** Begin Supplied information **

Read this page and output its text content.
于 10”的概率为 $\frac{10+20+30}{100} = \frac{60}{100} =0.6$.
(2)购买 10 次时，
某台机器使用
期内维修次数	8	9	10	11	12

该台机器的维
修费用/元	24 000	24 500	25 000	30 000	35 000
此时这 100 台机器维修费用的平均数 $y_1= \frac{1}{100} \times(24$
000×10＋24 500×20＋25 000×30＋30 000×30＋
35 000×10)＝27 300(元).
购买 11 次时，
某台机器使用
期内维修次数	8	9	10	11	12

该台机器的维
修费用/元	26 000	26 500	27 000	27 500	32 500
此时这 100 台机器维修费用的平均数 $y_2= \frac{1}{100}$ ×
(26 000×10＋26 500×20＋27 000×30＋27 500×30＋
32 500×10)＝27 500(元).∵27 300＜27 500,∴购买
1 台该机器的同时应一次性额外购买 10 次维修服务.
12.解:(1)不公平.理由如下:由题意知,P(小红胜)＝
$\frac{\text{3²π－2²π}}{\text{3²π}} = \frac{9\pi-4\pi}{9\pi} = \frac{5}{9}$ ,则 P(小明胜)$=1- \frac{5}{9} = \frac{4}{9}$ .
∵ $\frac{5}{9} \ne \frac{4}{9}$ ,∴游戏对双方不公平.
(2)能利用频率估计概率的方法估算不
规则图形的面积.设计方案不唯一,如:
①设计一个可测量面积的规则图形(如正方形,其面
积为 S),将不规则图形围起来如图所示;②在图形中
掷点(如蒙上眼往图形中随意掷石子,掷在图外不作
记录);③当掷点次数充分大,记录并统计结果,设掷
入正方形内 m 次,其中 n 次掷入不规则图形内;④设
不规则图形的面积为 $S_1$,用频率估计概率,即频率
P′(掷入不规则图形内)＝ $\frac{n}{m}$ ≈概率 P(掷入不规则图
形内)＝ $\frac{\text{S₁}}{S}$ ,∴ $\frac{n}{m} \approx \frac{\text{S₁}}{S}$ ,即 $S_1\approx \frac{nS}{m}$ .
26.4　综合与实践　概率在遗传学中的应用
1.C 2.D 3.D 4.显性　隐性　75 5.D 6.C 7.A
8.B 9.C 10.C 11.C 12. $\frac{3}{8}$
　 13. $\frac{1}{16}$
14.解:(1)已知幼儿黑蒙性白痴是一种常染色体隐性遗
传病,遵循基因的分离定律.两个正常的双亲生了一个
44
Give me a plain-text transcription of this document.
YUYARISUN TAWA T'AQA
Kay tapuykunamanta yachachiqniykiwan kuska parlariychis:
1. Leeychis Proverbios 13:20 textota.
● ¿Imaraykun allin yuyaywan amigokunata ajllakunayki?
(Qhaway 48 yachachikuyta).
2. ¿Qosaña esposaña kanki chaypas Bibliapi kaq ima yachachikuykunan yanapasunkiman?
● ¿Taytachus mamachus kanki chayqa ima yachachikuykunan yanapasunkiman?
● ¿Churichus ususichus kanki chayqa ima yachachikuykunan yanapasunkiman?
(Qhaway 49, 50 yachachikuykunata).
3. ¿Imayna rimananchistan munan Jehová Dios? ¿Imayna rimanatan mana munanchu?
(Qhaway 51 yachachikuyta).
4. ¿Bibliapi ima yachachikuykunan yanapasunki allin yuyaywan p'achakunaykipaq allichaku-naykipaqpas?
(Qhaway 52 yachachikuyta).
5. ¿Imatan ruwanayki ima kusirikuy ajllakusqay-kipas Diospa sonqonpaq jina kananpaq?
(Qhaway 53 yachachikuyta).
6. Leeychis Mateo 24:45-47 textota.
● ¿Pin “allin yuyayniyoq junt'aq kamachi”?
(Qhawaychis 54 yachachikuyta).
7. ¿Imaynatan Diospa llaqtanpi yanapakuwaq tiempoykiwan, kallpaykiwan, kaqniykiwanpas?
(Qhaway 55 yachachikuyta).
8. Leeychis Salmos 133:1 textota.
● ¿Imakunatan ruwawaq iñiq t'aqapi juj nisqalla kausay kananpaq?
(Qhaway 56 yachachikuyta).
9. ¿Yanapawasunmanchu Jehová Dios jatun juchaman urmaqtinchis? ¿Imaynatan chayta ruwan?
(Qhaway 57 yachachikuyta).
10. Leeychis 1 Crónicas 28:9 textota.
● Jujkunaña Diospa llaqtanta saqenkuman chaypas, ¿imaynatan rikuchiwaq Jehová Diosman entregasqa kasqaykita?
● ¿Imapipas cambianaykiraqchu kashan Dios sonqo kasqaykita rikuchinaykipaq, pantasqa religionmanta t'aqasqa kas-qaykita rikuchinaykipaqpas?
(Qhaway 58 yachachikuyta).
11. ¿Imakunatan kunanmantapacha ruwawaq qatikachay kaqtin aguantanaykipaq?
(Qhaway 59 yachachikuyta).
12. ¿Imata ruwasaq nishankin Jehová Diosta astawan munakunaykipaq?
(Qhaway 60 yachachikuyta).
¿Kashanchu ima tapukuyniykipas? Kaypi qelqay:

** End Supplied information **

Look through the records and gather each line with the word "this".

Read this page and output its text content.
Give me a plain-text transcription of this document.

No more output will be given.